Take from the listing each line that has the string "menyatakan".
━━━━━ SUPPLIED ENTRIES
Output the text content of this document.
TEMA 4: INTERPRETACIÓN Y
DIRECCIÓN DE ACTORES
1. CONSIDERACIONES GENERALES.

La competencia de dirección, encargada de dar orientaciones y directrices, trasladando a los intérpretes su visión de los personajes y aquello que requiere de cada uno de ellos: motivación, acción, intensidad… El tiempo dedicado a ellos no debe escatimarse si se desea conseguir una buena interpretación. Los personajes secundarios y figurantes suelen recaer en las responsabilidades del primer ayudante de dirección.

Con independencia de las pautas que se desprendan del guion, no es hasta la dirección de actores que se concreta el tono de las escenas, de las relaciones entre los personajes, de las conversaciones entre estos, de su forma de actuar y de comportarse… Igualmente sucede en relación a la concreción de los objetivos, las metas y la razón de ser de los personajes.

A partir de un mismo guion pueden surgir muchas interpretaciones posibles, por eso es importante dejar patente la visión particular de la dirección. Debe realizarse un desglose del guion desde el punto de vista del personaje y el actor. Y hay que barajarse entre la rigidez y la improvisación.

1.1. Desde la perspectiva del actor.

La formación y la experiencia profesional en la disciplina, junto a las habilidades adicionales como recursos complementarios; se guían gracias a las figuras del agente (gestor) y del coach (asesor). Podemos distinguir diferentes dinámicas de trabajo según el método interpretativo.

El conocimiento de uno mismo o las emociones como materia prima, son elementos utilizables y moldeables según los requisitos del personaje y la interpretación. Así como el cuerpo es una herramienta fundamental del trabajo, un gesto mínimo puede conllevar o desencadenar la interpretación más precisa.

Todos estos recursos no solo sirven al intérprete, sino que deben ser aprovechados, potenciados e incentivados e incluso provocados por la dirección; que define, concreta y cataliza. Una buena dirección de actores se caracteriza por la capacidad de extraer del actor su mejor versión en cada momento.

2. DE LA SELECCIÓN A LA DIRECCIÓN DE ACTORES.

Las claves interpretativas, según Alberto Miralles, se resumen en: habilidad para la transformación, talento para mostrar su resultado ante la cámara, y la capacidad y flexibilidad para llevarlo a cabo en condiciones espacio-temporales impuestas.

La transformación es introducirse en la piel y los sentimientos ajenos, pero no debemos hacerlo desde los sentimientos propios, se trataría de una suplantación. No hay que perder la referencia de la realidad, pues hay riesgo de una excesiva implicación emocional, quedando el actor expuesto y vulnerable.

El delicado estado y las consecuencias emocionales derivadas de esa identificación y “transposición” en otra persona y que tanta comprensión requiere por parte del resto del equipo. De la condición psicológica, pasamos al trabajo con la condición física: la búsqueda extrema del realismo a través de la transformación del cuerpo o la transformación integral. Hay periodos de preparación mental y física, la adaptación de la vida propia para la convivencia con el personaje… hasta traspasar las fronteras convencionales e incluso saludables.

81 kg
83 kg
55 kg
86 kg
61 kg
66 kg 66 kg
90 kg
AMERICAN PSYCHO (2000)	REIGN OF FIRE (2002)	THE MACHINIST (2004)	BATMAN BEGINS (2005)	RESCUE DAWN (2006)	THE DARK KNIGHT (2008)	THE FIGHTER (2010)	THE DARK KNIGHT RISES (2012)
━━━━━━━━━━
━━━━━ SUPPLIED ENTRIES
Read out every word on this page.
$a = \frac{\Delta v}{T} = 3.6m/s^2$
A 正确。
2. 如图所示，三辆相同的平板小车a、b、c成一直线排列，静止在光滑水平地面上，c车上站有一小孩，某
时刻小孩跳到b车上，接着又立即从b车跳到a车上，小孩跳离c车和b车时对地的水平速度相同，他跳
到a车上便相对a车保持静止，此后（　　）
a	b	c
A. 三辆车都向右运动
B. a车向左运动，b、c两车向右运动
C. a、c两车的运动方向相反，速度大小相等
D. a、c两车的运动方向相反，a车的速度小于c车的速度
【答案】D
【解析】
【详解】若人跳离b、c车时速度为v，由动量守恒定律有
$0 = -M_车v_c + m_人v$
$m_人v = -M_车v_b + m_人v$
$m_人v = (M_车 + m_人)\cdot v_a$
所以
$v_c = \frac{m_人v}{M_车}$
━━━━━━━━━━
━━━━━ SUPPLIED ENTRIES
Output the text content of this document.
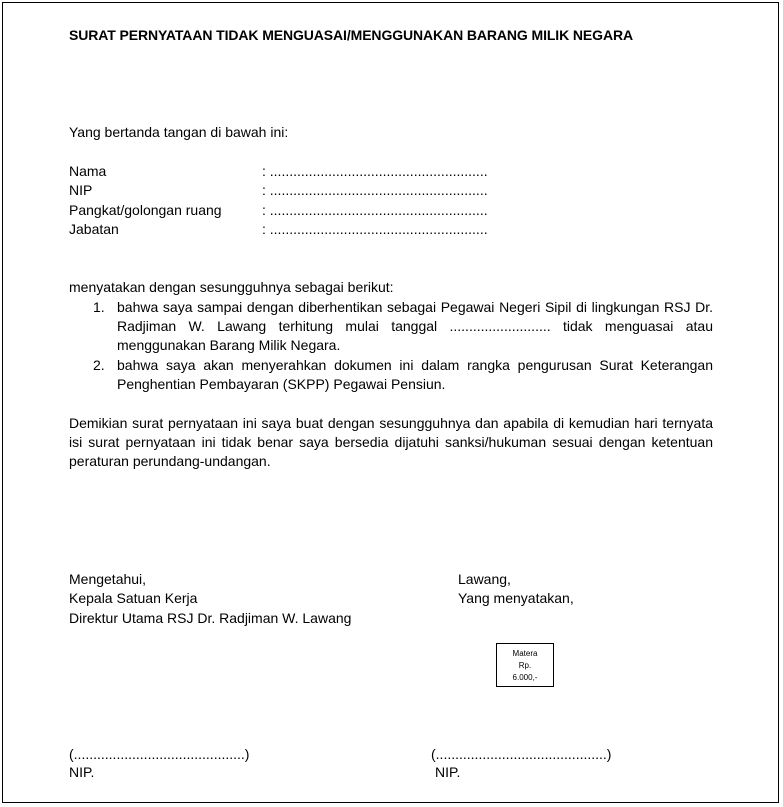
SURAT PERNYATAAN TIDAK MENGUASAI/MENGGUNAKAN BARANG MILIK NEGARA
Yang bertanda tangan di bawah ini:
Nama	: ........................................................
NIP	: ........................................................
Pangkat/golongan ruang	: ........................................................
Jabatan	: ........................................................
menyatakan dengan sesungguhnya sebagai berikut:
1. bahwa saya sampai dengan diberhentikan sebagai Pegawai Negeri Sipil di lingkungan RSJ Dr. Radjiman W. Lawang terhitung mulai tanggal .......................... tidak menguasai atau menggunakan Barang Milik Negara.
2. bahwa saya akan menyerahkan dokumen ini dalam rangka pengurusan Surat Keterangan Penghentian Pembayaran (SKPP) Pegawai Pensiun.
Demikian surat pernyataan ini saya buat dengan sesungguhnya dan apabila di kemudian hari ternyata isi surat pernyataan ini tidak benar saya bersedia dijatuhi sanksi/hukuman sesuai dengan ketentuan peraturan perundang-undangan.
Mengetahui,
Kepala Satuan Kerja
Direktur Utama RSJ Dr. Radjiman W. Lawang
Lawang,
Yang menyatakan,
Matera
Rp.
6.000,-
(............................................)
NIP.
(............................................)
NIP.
━━━━━━━━━━
OUTPUT OF THE TASK →
menyatakan dengan sesungguhnya sebagai berikut:
Yang menyatakan,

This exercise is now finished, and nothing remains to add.